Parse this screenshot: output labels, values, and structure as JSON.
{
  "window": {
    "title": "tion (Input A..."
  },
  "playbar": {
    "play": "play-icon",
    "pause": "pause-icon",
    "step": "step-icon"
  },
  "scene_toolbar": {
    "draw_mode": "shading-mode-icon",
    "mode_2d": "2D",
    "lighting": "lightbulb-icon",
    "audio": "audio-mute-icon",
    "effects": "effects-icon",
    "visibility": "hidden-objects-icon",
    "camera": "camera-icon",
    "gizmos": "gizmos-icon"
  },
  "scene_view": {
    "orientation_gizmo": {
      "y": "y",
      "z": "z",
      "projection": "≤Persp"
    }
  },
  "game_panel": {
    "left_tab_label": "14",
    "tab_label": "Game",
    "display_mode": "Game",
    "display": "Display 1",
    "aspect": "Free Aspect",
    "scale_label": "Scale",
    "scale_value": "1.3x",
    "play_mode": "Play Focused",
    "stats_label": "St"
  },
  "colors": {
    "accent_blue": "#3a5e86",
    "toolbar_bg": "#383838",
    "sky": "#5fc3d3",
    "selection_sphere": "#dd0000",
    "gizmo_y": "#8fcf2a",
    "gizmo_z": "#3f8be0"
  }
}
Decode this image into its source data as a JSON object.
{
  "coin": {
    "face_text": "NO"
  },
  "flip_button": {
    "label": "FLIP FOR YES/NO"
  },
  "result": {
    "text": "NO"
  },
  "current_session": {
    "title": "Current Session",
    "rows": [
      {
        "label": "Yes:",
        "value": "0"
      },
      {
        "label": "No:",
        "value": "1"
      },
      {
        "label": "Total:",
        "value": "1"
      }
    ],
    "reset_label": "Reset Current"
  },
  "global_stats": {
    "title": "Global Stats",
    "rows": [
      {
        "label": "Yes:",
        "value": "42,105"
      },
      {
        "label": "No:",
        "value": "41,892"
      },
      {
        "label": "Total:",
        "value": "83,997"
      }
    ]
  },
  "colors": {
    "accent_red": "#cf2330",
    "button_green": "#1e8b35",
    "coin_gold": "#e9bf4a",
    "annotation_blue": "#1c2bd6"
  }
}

= = =

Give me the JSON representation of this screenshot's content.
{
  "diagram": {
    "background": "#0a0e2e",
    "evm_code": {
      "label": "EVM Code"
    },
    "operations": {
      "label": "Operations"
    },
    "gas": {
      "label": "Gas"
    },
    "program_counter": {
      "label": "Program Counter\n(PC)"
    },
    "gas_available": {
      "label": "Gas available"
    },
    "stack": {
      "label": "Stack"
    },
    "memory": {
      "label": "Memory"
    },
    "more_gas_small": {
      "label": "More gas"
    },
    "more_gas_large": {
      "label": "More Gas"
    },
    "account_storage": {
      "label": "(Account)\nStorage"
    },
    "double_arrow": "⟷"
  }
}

= = =

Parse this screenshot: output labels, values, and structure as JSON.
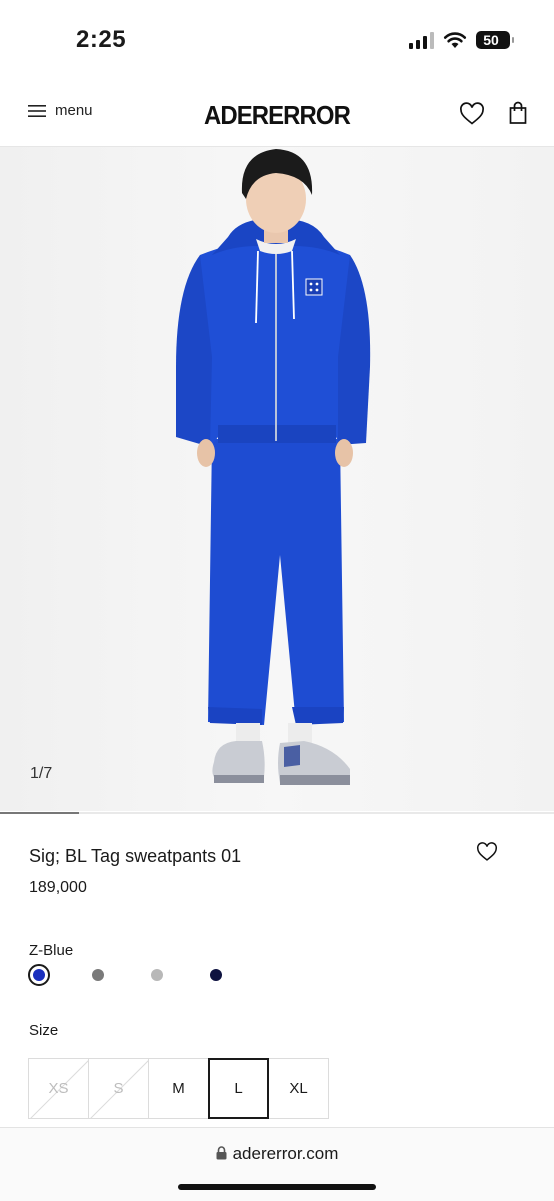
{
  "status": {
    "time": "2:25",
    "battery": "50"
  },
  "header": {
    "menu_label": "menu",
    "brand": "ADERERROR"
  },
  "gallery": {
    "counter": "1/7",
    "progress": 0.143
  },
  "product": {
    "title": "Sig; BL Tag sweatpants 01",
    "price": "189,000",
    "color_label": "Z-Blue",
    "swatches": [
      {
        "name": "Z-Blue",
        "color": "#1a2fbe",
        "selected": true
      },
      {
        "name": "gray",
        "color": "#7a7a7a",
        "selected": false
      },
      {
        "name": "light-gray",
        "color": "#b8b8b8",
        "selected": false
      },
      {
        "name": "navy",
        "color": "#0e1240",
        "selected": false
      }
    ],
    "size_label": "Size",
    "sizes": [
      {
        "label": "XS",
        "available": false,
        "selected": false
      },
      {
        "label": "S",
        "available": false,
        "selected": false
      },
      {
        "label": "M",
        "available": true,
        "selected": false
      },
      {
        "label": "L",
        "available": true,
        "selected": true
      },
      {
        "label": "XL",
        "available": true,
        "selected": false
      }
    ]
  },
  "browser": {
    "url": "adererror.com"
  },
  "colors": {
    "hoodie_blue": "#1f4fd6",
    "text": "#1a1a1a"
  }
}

= = =

Aim
Pull out all lines in the data above that include "icon".

Expected output
    "play": "play-icon",
    "pause": "pause-icon",
    "step": "step-icon"
    "draw_mode": "shading-mode-icon",
    "lighting": "lightbulb-icon",
    "audio": "audio-mute-icon",
    "effects": "effects-icon",
    "visibility": "hidden-objects-icon",
    "camera": "camera-icon",
    "gizmos": "gizmos-icon"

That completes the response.